• Exercise instructions:
Print all entries precisely as they are written.

• Dataset excerpts:

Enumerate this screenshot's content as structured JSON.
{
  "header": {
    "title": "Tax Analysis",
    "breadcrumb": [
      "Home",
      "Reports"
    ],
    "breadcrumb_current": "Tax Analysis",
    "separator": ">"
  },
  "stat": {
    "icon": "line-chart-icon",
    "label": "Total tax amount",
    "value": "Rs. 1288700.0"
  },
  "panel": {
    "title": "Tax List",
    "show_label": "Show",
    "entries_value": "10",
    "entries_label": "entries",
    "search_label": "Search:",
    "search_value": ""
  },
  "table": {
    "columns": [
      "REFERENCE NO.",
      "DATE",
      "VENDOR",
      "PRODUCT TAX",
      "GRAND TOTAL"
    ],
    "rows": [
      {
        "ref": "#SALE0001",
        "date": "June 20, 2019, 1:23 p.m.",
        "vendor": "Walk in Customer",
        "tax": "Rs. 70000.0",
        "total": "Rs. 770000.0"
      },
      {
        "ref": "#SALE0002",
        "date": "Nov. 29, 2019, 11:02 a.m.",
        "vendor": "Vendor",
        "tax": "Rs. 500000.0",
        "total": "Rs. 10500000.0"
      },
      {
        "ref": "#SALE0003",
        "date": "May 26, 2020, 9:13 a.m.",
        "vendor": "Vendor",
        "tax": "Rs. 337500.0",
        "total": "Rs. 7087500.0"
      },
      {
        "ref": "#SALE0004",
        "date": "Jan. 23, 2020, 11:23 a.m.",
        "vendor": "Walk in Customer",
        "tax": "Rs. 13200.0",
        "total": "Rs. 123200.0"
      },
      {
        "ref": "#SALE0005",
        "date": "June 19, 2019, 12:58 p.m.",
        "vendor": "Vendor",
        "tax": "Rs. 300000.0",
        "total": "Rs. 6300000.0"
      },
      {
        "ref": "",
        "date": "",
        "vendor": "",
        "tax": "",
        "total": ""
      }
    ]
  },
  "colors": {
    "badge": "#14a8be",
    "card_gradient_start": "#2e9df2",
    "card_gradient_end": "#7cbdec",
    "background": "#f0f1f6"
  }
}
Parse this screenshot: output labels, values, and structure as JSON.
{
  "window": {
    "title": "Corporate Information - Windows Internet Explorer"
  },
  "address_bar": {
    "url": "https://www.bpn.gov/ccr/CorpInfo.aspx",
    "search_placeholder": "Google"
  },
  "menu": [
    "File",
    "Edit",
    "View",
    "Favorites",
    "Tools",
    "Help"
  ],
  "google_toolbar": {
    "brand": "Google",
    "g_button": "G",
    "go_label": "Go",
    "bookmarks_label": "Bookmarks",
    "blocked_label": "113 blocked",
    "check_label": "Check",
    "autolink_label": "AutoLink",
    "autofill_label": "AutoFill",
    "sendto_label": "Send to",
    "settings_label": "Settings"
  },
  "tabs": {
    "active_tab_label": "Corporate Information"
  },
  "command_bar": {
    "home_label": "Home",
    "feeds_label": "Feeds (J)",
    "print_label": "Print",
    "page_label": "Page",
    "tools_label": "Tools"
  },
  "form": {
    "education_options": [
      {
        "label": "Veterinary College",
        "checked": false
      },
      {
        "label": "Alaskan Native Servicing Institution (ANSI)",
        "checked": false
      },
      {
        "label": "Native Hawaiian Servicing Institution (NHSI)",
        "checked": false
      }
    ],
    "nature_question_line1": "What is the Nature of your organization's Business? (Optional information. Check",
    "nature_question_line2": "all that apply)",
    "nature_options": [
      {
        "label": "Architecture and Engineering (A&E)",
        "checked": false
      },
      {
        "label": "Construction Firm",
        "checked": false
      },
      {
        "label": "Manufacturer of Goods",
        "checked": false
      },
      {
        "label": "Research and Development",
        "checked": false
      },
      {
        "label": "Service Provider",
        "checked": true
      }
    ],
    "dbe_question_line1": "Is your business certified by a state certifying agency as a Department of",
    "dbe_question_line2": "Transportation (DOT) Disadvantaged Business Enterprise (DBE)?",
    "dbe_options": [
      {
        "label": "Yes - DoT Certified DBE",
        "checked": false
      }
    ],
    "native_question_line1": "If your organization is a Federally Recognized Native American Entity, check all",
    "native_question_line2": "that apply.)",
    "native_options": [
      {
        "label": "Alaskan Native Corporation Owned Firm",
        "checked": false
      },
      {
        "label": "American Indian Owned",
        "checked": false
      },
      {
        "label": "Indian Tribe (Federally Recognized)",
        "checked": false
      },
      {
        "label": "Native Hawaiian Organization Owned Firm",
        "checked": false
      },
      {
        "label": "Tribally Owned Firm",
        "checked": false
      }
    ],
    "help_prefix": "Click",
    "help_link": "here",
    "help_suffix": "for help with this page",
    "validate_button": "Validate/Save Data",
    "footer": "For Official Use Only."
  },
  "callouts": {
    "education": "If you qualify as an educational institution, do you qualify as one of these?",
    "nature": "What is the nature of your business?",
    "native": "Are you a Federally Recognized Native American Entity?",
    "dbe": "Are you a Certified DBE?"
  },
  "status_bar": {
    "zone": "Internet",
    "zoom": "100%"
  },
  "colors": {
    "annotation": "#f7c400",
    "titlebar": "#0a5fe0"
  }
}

• Solution to this exercise:
Enumerate this screenshot's content as structured JSON.
{
  "header": {
    "title": "Tax Analysis",
    "breadcrumb": [
      "Home",
      "Reports"
    ],
    "breadcrumb_current": "Tax Analysis",
    "separator": ">"
  },
  "stat": {
    "icon": "line-chart-icon",
    "label": "Total tax amount",
    "value": "Rs. 1288700.0"
  },
  "panel": {
    "title": "Tax List",
    "show_label": "Show",
    "entries_value": "10",
    "entries_label": "entries",
    "search_label": "Search:",
    "search_value": ""
  },
  "table": {
    "columns": [
      "REFERENCE NO.",
      "DATE",
      "VENDOR",
      "PRODUCT TAX",
      "GRAND TOTAL"
    ],
    "rows": [
      {
        "ref": "#SALE0001",
        "date": "June 20, 2019, 1:23 p.m.",
        "vendor": "Walk in Customer",
        "tax": "Rs. 70000.0",
        "total": "Rs. 770000.0"
      },
      {
        "ref": "#SALE0002",
        "date": "Nov. 29, 2019, 11:02 a.m.",
        "vendor": "Vendor",
        "tax": "Rs. 500000.0",
        "total": "Rs. 10500000.0"
      },
      {
        "ref": "#SALE0003",
        "date": "May 26, 2020, 9:13 a.m.",
        "vendor": "Vendor",
        "tax": "Rs. 337500.0",
        "total": "Rs. 7087500.0"
      },
      {
        "ref": "#SALE0004",
        "date": "Jan. 23, 2020, 11:23 a.m.",
        "vendor": "Walk in Customer",
        "tax": "Rs. 13200.0",
        "total": "Rs. 123200.0"
      },
      {
        "ref": "#SALE0005",
        "date": "June 19, 2019, 12:58 p.m.",
        "vendor": "Vendor",
        "tax": "Rs. 300000.0",
        "total": "Rs. 6300000.0"
      },
      {
        "ref": "",
        "date": "",
        "vendor": "",
        "tax": "",
        "total": ""
      }
    ]
  },
  "colors": {
    "badge": "#14a8be",
    "card_gradient_start": "#2e9df2",
    "card_gradient_end": "#7cbdec",
    "background": "#f0f1f6"
  }
}
Parse this screenshot: output labels, values, and structure as JSON.
{
  "window": {
    "title": "Corporate Information - Windows Internet Explorer"
  },
  "address_bar": {
    "url": "https://www.bpn.gov/ccr/CorpInfo.aspx",
    "search_placeholder": "Google"
  },
  "menu": [
    "File",
    "Edit",
    "View",
    "Favorites",
    "Tools",
    "Help"
  ],
  "google_toolbar": {
    "brand": "Google",
    "g_button": "G",
    "go_label": "Go",
    "bookmarks_label": "Bookmarks",
    "blocked_label": "113 blocked",
    "check_label": "Check",
    "autolink_label": "AutoLink",
    "autofill_label": "AutoFill",
    "sendto_label": "Send to",
    "settings_label": "Settings"
  },
  "tabs": {
    "active_tab_label": "Corporate Information"
  },
  "command_bar": {
    "home_label": "Home",
    "feeds_label": "Feeds (J)",
    "print_label": "Print",
    "page_label": "Page",
    "tools_label": "Tools"
  },
  "form": {
    "education_options": [
      {
        "label": "Veterinary College",
        "checked": false
      },
      {
        "label": "Alaskan Native Servicing Institution (ANSI)",
        "checked": false
      },
      {
        "label": "Native Hawaiian Servicing Institution (NHSI)",
        "checked": false
      }
    ],
    "nature_question_line1": "What is the Nature of your organization's Business? (Optional information. Check",
    "nature_question_line2": "all that apply)",
    "nature_options": [
      {
        "label": "Architecture and Engineering (A&E)",
        "checked": false
      },
      {
        "label": "Construction Firm",
        "checked": false
      },
      {
        "label": "Manufacturer of Goods",
        "checked": false
      },
      {
        "label": "Research and Development",
        "checked": false
      },
      {
        "label": "Service Provider",
        "checked": true
      }
    ],
    "dbe_question_line1": "Is your business certified by a state certifying agency as a Department of",
    "dbe_question_line2": "Transportation (DOT) Disadvantaged Business Enterprise (DBE)?",
    "dbe_options": [
      {
        "label": "Yes - DoT Certified DBE",
        "checked": false
      }
    ],
    "native_question_line1": "If your organization is a Federally Recognized Native American Entity, check all",
    "native_question_line2": "that apply.)",
    "native_options": [
      {
        "label": "Alaskan Native Corporation Owned Firm",
        "checked": false
      },
      {
        "label": "American Indian Owned",
        "checked": false
      },
      {
        "label": "Indian Tribe (Federally Recognized)",
        "checked": false
      },
      {
        "label": "Native Hawaiian Organization Owned Firm",
        "checked": false
      },
      {
        "label": "Tribally Owned Firm",
        "checked": false
      }
    ],
    "help_prefix": "Click",
    "help_link": "here",
    "help_suffix": "for help with this page",
    "validate_button": "Validate/Save Data",
    "footer": "For Official Use Only."
  },
  "callouts": {
    "education": "If you qualify as an educational institution, do you qualify as one of these?",
    "nature": "What is the nature of your business?",
    "native": "Are you a Federally Recognized Native American Entity?",
    "dbe": "Are you a Certified DBE?"
  },
  "status_bar": {
    "zone": "Internet",
    "zoom": "100%"
  },
  "colors": {
    "annotation": "#f7c400",
    "titlebar": "#0a5fe0"
  }
}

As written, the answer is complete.